What is needed
Copy every line in which the string "Bckbg" occurs.
:::
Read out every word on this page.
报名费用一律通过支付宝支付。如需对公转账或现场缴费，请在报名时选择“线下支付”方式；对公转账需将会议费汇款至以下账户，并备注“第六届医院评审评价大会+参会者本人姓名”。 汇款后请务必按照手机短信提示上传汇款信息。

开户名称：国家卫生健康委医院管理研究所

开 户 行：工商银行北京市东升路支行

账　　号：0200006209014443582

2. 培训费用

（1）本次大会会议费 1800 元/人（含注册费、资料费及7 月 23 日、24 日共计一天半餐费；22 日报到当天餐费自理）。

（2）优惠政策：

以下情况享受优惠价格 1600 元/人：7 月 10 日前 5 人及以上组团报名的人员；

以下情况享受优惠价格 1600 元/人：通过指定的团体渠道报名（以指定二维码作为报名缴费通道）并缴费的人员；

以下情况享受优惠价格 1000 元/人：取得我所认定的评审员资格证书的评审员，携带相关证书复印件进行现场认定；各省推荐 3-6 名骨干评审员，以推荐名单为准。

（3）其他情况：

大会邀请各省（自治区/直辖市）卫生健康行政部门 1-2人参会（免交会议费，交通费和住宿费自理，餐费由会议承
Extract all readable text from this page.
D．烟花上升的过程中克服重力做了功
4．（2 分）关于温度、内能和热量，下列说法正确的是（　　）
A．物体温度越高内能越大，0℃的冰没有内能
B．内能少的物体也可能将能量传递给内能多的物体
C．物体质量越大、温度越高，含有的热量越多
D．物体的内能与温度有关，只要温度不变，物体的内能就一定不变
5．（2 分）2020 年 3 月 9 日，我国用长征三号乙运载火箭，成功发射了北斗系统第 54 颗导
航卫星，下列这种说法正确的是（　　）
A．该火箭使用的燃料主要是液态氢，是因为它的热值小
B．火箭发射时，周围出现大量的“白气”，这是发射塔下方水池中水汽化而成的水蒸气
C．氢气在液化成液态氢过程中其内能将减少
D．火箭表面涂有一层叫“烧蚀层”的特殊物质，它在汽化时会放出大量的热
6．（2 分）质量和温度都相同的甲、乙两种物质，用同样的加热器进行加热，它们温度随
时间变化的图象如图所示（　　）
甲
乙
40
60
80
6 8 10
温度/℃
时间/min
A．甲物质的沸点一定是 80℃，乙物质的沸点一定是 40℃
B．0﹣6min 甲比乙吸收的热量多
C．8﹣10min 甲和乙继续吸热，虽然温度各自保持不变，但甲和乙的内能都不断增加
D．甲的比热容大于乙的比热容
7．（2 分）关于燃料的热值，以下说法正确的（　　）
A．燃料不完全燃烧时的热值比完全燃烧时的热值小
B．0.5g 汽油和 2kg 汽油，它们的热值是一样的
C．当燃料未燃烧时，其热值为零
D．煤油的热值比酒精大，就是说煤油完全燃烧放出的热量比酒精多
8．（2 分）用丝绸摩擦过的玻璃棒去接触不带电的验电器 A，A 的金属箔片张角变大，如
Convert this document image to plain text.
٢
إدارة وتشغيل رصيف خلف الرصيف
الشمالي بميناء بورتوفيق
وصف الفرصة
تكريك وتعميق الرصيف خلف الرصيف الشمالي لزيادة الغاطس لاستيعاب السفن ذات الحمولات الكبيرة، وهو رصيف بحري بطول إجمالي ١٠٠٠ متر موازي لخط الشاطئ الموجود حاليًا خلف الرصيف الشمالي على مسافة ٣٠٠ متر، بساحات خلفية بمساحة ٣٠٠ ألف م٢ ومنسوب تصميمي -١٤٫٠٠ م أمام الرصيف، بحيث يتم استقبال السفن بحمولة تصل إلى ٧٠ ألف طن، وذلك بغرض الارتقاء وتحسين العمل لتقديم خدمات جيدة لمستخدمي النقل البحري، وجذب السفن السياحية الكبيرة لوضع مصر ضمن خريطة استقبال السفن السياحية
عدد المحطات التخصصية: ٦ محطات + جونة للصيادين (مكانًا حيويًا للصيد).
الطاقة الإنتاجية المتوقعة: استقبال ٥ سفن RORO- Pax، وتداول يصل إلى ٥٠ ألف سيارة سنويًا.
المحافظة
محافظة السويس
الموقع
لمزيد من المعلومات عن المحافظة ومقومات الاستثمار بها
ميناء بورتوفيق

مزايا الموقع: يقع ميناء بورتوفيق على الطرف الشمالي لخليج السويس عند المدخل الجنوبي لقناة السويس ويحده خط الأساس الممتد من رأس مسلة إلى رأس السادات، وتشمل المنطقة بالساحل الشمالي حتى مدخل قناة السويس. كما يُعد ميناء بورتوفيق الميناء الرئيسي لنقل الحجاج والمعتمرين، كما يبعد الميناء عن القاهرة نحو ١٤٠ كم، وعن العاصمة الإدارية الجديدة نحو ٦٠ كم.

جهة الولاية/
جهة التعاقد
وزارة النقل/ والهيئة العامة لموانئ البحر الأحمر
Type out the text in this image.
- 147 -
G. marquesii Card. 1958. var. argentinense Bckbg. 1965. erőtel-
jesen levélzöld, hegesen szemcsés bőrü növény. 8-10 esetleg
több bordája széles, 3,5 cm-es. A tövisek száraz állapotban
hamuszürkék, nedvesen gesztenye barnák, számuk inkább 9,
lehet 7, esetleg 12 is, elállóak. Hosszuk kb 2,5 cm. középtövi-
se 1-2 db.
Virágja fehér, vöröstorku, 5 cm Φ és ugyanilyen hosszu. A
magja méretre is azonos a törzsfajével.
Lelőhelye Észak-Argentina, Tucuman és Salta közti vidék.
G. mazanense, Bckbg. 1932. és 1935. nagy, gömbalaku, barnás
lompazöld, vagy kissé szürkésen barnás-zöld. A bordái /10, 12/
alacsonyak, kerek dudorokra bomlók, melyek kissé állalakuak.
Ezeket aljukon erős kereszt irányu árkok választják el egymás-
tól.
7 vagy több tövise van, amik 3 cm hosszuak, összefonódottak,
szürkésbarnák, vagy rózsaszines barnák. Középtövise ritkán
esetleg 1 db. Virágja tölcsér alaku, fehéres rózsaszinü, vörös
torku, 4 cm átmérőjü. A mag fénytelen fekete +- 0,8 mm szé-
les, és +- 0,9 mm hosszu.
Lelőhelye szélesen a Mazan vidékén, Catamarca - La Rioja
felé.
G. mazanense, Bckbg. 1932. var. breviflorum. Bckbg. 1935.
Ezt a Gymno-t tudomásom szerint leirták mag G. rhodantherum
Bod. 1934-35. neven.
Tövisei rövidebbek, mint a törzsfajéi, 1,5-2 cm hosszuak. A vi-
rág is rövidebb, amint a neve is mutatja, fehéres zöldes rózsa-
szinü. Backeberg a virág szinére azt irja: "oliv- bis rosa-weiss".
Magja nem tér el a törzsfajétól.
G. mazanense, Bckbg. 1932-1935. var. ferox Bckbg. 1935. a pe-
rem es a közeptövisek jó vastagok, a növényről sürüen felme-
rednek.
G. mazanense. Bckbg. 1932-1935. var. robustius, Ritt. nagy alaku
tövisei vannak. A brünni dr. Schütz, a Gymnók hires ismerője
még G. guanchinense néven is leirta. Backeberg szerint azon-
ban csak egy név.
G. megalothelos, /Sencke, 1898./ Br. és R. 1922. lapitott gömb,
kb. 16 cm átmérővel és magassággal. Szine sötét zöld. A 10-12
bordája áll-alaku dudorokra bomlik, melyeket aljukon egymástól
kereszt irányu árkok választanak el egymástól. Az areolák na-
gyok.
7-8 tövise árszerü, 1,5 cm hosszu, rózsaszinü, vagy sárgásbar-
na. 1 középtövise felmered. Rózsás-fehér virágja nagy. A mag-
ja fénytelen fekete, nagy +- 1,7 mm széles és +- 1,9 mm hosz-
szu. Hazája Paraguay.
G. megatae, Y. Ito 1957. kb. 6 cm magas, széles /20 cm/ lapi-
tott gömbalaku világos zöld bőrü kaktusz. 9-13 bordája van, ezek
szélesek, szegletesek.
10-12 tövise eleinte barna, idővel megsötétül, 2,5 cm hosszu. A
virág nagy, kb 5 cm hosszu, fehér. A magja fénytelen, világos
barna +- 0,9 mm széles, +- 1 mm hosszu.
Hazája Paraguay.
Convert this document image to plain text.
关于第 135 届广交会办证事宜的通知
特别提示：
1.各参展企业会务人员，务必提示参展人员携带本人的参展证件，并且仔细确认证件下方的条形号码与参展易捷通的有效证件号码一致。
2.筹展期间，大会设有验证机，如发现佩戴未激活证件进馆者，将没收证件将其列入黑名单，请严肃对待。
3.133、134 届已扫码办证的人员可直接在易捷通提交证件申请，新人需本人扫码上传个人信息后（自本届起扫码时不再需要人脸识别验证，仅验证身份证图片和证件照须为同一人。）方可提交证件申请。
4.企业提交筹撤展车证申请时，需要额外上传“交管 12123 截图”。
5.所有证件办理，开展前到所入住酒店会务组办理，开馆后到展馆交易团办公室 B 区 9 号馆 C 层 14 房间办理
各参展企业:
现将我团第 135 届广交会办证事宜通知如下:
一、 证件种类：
:::
Correct result
G. marquesii Card. 1958. var. argentinense Bckbg. 1965. erőtel-
G. mazanense, Bckbg. 1932. és 1935. nagy, gömbalaku, barnás
G. mazanense, Bckbg. 1932. var. breviflorum. Bckbg. 1935.
G. mazanense, Bckbg. 1932-1935. var. ferox Bckbg. 1935. a pe-
G. mazanense. Bckbg. 1932-1935. var. robustius, Ritt. nagy alaku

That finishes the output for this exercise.